> _Material for the task_:
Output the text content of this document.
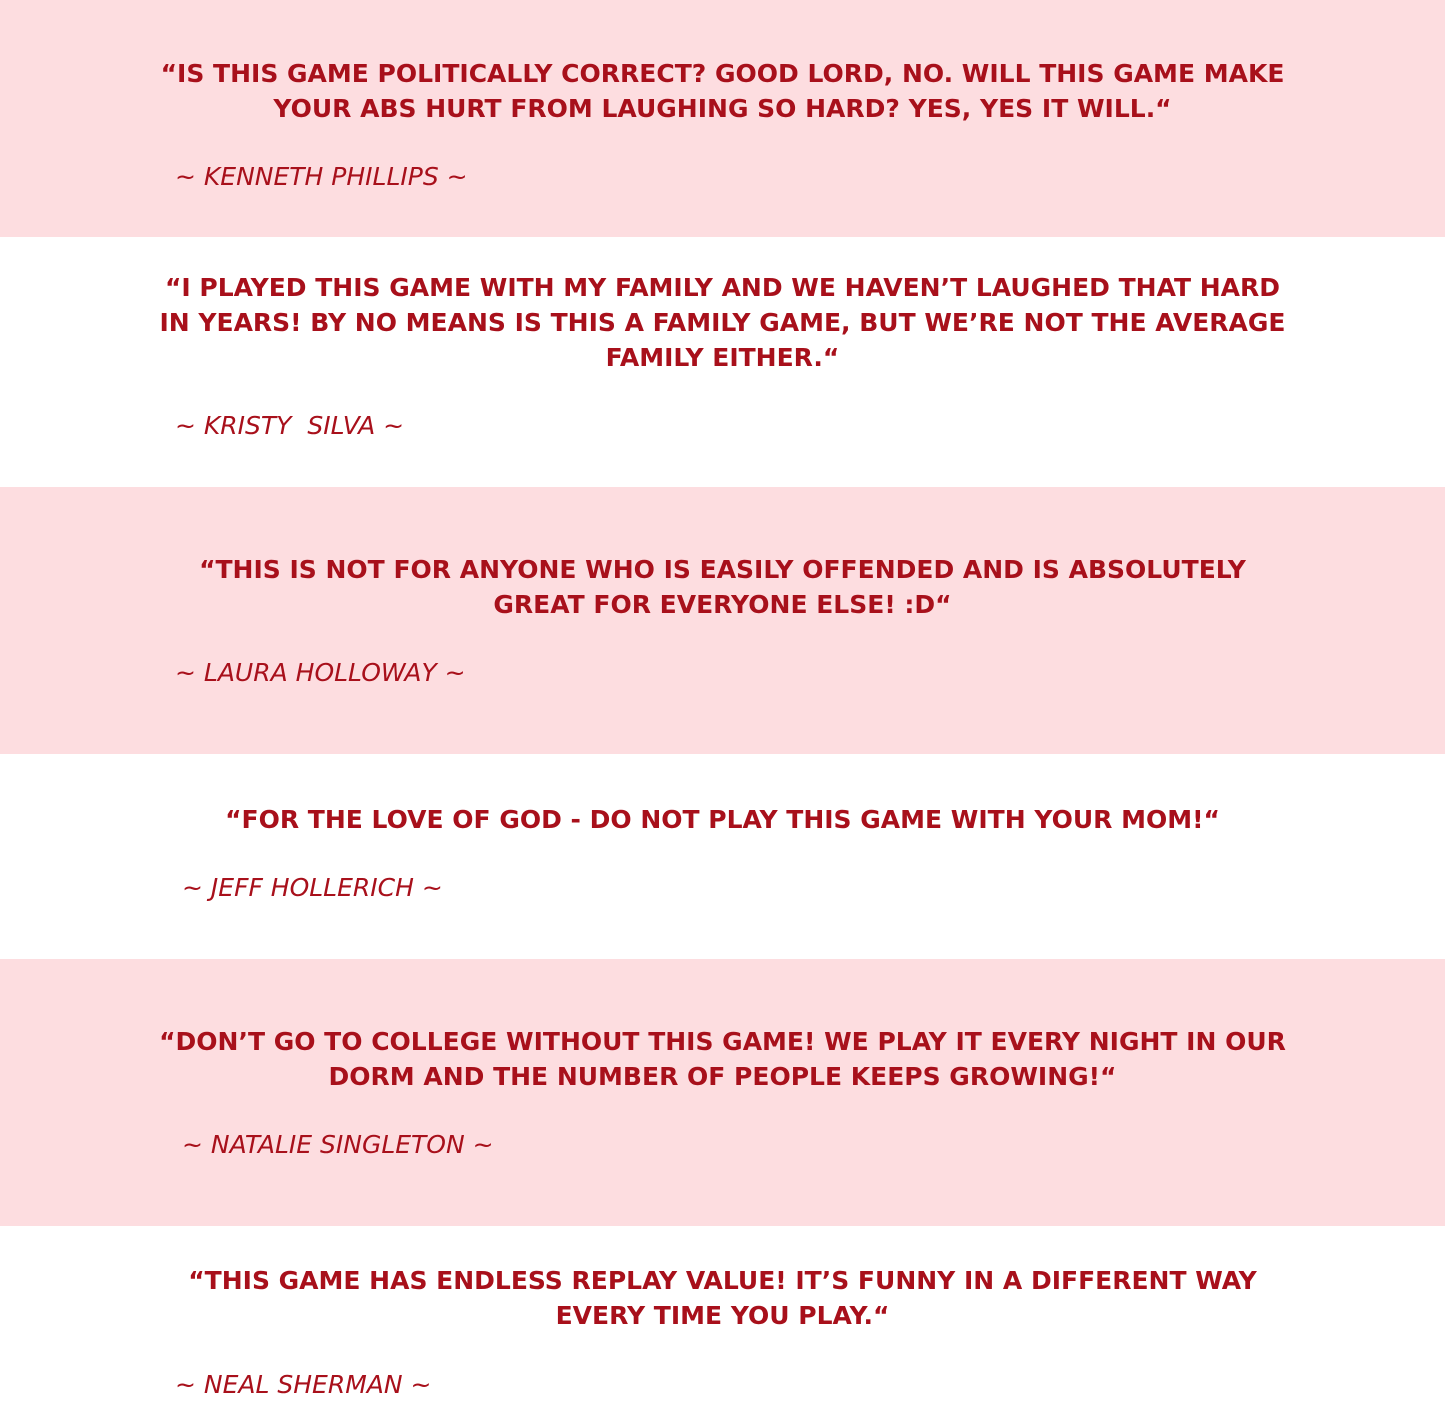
“IS THIS GAME POLITICALLY CORRECT? GOOD LORD, NO. WILL THIS GAME MAKE YOUR ABS HURT FROM LAUGHING SO HARD? YES, YES IT WILL.“

~ KENNETH PHILLIPS ~

“I PLAYED THIS GAME WITH MY FAMILY AND WE HAVEN’T LAUGHED THAT HARD IN YEARS! BY NO MEANS IS THIS A FAMILY GAME, BUT WE’RE NOT THE AVERAGE FAMILY EITHER.“

~ KRISTY  SILVA ~

“THIS IS NOT FOR ANYONE WHO IS EASILY OFFENDED AND IS ABSOLUTELY GREAT FOR EVERYONE ELSE! :D“

~ LAURA HOLLOWAY ~

“FOR THE LOVE OF GOD - DO NOT PLAY THIS GAME WITH YOUR MOM!“

~ JEFF HOLLERICH ~

“DON’T GO TO COLLEGE WITHOUT THIS GAME! WE PLAY IT EVERY NIGHT IN OUR DORM AND THE NUMBER OF PEOPLE KEEPS GROWING!“

~ NATALIE SINGLETON ~

“THIS GAME HAS ENDLESS REPLAY VALUE! IT’S FUNNY IN A DIFFERENT WAY EVERY TIME YOU PLAY.“

~ NEAL SHERMAN ~
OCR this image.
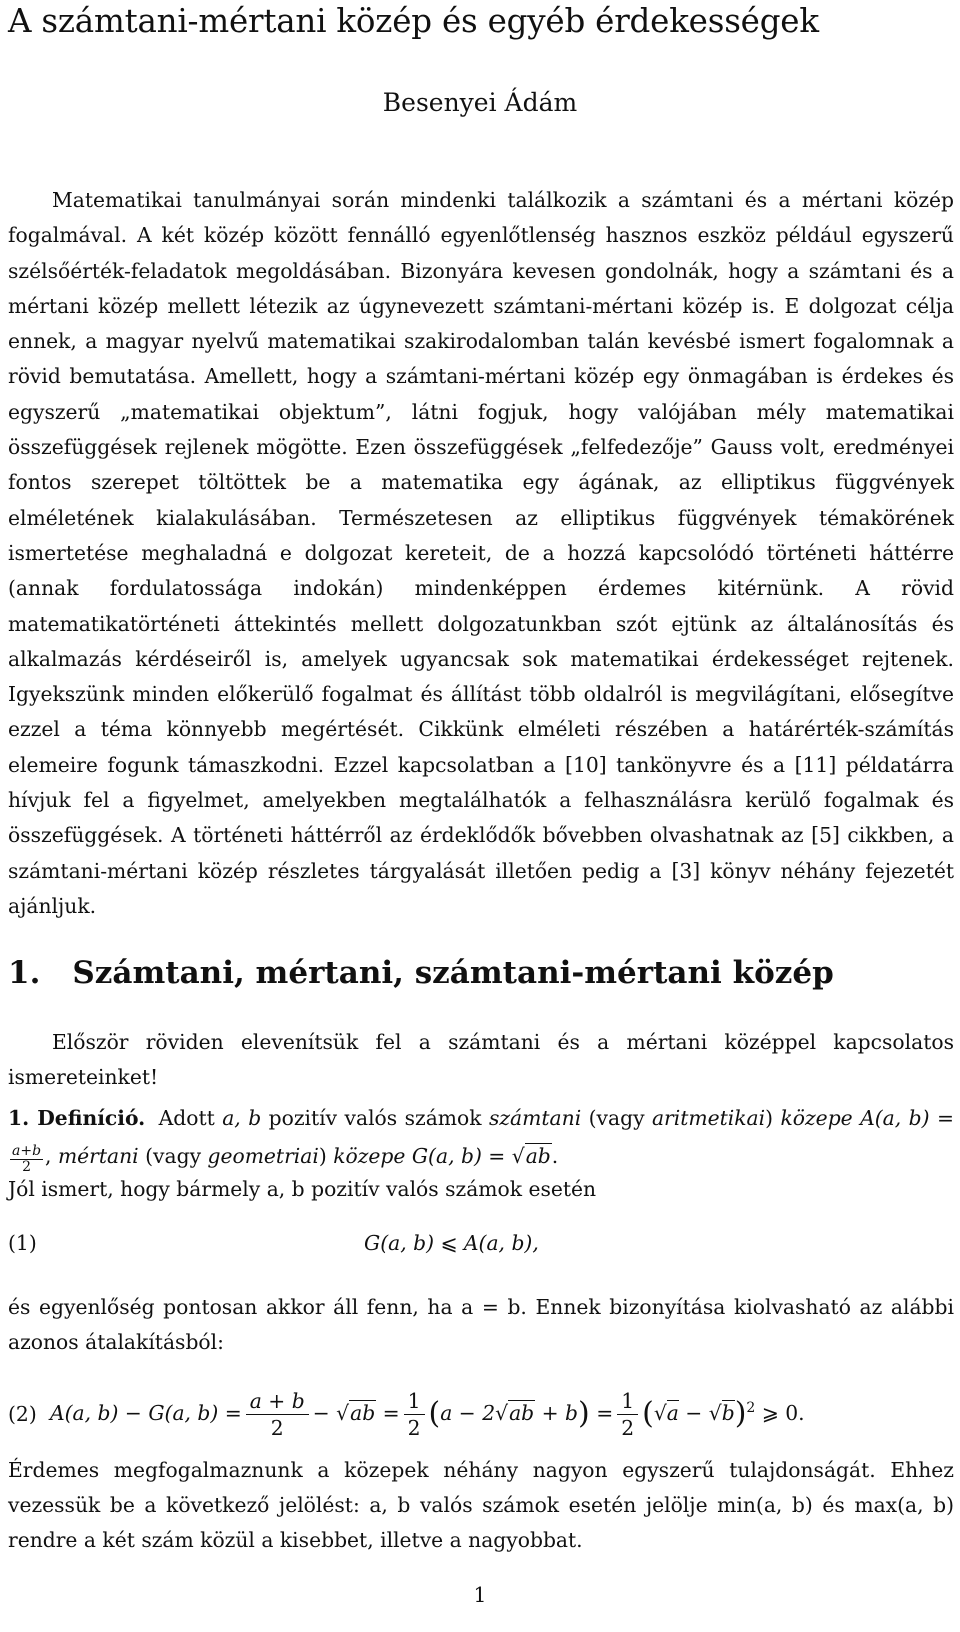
A számtani-mértani közép és egyéb érdekességek

Besenyei Ádám

Matematikai tanulmányai során mindenki találkozik a számtani és a mértani közép fogalmával. A két közép között fennálló egyenlőtlenség hasznos eszköz például egyszerű szélsőérték-feladatok megoldásában. Bizonyára kevesen gondolnák, hogy a számtani és a mértani közép mellett létezik az úgynevezett számtani-mértani közép is. E dolgozat célja ennek, a magyar nyelvű matematikai szakirodalomban talán kevésbé ismert fogalomnak a rövid bemutatása. Amellett, hogy a számtani-mértani közép egy önmagában is érdekes és egyszerű „matematikai objektum”, látni fogjuk, hogy valójában mély matematikai összefüggések rejlenek mögötte. Ezen összefüggések „felfedezője” Gauss volt, eredményei fontos szerepet töltöttek be a matematika egy ágának, az elliptikus függvények elméletének kialakulásában. Természetesen az elliptikus függvények témakörének ismertetése meghaladná e dolgozat kereteit, de a hozzá kapcsolódó történeti háttérre (annak fordulatossága indokán) mindenképpen érdemes kitérnünk. A rövid matematikatörténeti áttekintés mellett dolgozatunkban szót ejtünk az általánosítás és alkalmazás kérdéseiről is, amelyek ugyancsak sok matematikai érdekességet rejtenek. Igyekszünk minden előkerülő fogalmat és állítást több oldalról is megvilágítani, elősegítve ezzel a téma könnyebb megértését. Cikkünk elméleti részében a határérték-számítás elemeire fogunk támaszkodni. Ezzel kapcsolatban a [10] tankönyvre és a [11] példatárra hívjuk fel a figyelmet, amelyekben megtalálhatók a felhasználásra kerülő fogalmak és összefüggések. A történeti háttérről az érdeklődők bővebben olvashatnak az [5] cikkben, a számtani-mértani közép részletes tárgyalását illetően pedig a [3] könyv néhány fejezetét ajánljuk.

1. Számtani, mértani, számtani-mértani közép

Először röviden elevenítsük fel a számtani és a mértani középpel kapcsolatos ismereteinket!

1. Definíció. Adott a, b pozitív valós számok számtani (vagy aritmetikai) közepe A(a, b) =
$\frac{a+b}{2}$ , mértani (vagy geometriai) közepe G(a, b) = √ab.

Jól ismert, hogy bármely a, b pozitív valós számok esetén

(1)	G(a, b) ⩽ A(a, b),

és egyenlőség pontosan akkor áll fenn, ha a = b. Ennek bizonyítása kiolvasható az alábbi azonos átalakításból:

(2) A(a, b) − G(a, $b) = \frac{a + b}{2} - √ab = \frac{1}{2} (a - 2√ab + b) = \frac{1}{2} (√a - √b)^2$ ⩾ 0.

Érdemes megfogalmaznunk a közepek néhány nagyon egyszerű tulajdonságát. Ehhez vezessük be a következő jelölést: a, b valós számok esetén jelölje min(a, b) és max(a, b) rendre a két szám közül a kisebbet, illetve a nagyobbat.

1
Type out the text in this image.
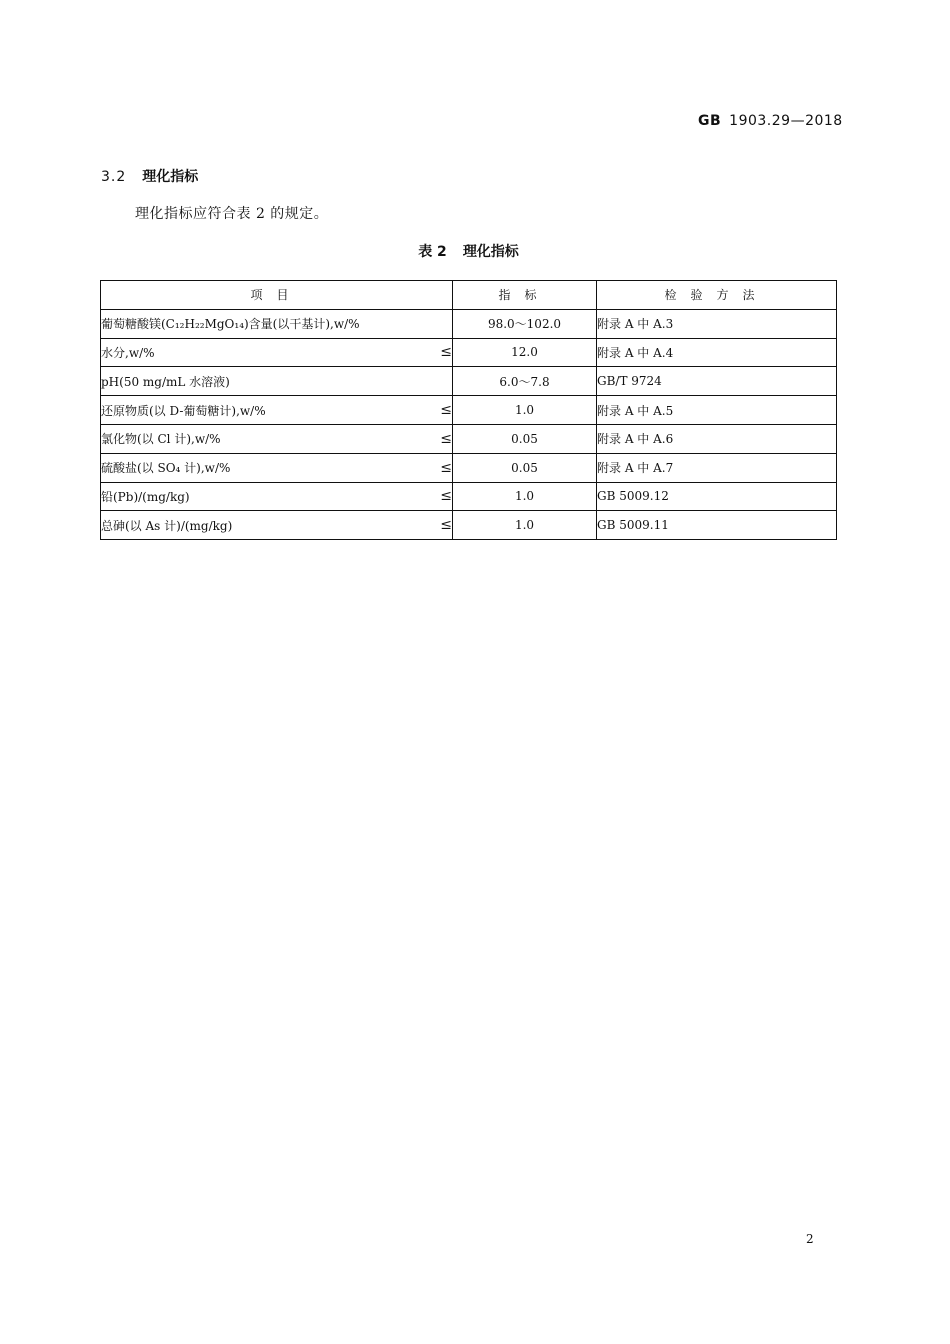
GB 1903.29—2018
3.2 理化指标
理化指标应符合表 2 的规定。
表 2 理化指标
项目	指标	检验方法

葡萄糖酸镁(C₁₂H₂₂MgO₁₄)含量(以干基计),w/%	98.0～102.0	附录 A 中 A.3

水分,w/% ≤	12.0	附录 A 中 A.4

pH(50 mg/mL 水溶液)	6.0～7.8	GB/T 9724

还原物质(以 D-葡萄糖计),w/% ≤	1.0	附录 A 中 A.5

氯化物(以 Cl 计),w/% ≤	0.05	附录 A 中 A.6

硫酸盐(以 SO₄ 计),w/% ≤	0.05	附录 A 中 A.7

铅(Pb)/(mg/kg) ≤	1.0	GB 5009.12

总砷(以 As 计)/(mg/kg) ≤	1.0	GB 5009.11
2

> _Your goal_:
Write the entries above out again exactly, but not the pictures.

> _Solution to this problem_:
Output the text content of this document.
“IS THIS GAME POLITICALLY CORRECT? GOOD LORD, NO. WILL THIS GAME MAKE YOUR ABS HURT FROM LAUGHING SO HARD? YES, YES IT WILL.“

~ KENNETH PHILLIPS ~

“I PLAYED THIS GAME WITH MY FAMILY AND WE HAVEN’T LAUGHED THAT HARD IN YEARS! BY NO MEANS IS THIS A FAMILY GAME, BUT WE’RE NOT THE AVERAGE FAMILY EITHER.“

~ KRISTY  SILVA ~

“THIS IS NOT FOR ANYONE WHO IS EASILY OFFENDED AND IS ABSOLUTELY GREAT FOR EVERYONE ELSE! :D“

~ LAURA HOLLOWAY ~

“FOR THE LOVE OF GOD - DO NOT PLAY THIS GAME WITH YOUR MOM!“

~ JEFF HOLLERICH ~

“DON’T GO TO COLLEGE WITHOUT THIS GAME! WE PLAY IT EVERY NIGHT IN OUR DORM AND THE NUMBER OF PEOPLE KEEPS GROWING!“

~ NATALIE SINGLETON ~

“THIS GAME HAS ENDLESS REPLAY VALUE! IT’S FUNNY IN A DIFFERENT WAY EVERY TIME YOU PLAY.“

~ NEAL SHERMAN ~
OCR this image.
A számtani-mértani közép és egyéb érdekességek

Besenyei Ádám

Matematikai tanulmányai során mindenki találkozik a számtani és a mértani közép fogalmával. A két közép között fennálló egyenlőtlenség hasznos eszköz például egyszerű szélsőérték-feladatok megoldásában. Bizonyára kevesen gondolnák, hogy a számtani és a mértani közép mellett létezik az úgynevezett számtani-mértani közép is. E dolgozat célja ennek, a magyar nyelvű matematikai szakirodalomban talán kevésbé ismert fogalomnak a rövid bemutatása. Amellett, hogy a számtani-mértani közép egy önmagában is érdekes és egyszerű „matematikai objektum”, látni fogjuk, hogy valójában mély matematikai összefüggések rejlenek mögötte. Ezen összefüggések „felfedezője” Gauss volt, eredményei fontos szerepet töltöttek be a matematika egy ágának, az elliptikus függvények elméletének kialakulásában. Természetesen az elliptikus függvények témakörének ismertetése meghaladná e dolgozat kereteit, de a hozzá kapcsolódó történeti háttérre (annak fordulatossága indokán) mindenképpen érdemes kitérnünk. A rövid matematikatörténeti áttekintés mellett dolgozatunkban szót ejtünk az általánosítás és alkalmazás kérdéseiről is, amelyek ugyancsak sok matematikai érdekességet rejtenek. Igyekszünk minden előkerülő fogalmat és állítást több oldalról is megvilágítani, elősegítve ezzel a téma könnyebb megértését. Cikkünk elméleti részében a határérték-számítás elemeire fogunk támaszkodni. Ezzel kapcsolatban a [10] tankönyvre és a [11] példatárra hívjuk fel a figyelmet, amelyekben megtalálhatók a felhasználásra kerülő fogalmak és összefüggések. A történeti háttérről az érdeklődők bővebben olvashatnak az [5] cikkben, a számtani-mértani közép részletes tárgyalását illetően pedig a [3] könyv néhány fejezetét ajánljuk.

1. Számtani, mértani, számtani-mértani közép

Először röviden elevenítsük fel a számtani és a mértani középpel kapcsolatos ismereteinket!

1. Definíció. Adott a, b pozitív valós számok számtani (vagy aritmetikai) közepe A(a, b) =
$\frac{a+b}{2}$ , mértani (vagy geometriai) közepe G(a, b) = √ab.

Jól ismert, hogy bármely a, b pozitív valós számok esetén

(1)	G(a, b) ⩽ A(a, b),

és egyenlőség pontosan akkor áll fenn, ha a = b. Ennek bizonyítása kiolvasható az alábbi azonos átalakításból:

(2) A(a, b) − G(a, $b) = \frac{a + b}{2} - √ab = \frac{1}{2} (a - 2√ab + b) = \frac{1}{2} (√a - √b)^2$ ⩾ 0.

Érdemes megfogalmaznunk a közepek néhány nagyon egyszerű tulajdonságát. Ehhez vezessük be a következő jelölést: a, b valós számok esetén jelölje min(a, b) és max(a, b) rendre a két szám közül a kisebbet, illetve a nagyobbat.

1
Type out the text in this image.
GB 1903.29—2018
3.2 理化指标
理化指标应符合表 2 的规定。
表 2 理化指标
项目	指标	检验方法

葡萄糖酸镁(C₁₂H₂₂MgO₁₄)含量(以干基计),w/%	98.0～102.0	附录 A 中 A.3

水分,w/% ≤	12.0	附录 A 中 A.4

pH(50 mg/mL 水溶液)	6.0～7.8	GB/T 9724

还原物质(以 D-葡萄糖计),w/% ≤	1.0	附录 A 中 A.5

氯化物(以 Cl 计),w/% ≤	0.05	附录 A 中 A.6

硫酸盐(以 SO₄ 计),w/% ≤	0.05	附录 A 中 A.7

铅(Pb)/(mg/kg) ≤	1.0	GB 5009.12

总砷(以 As 计)/(mg/kg) ≤	1.0	GB 5009.11
2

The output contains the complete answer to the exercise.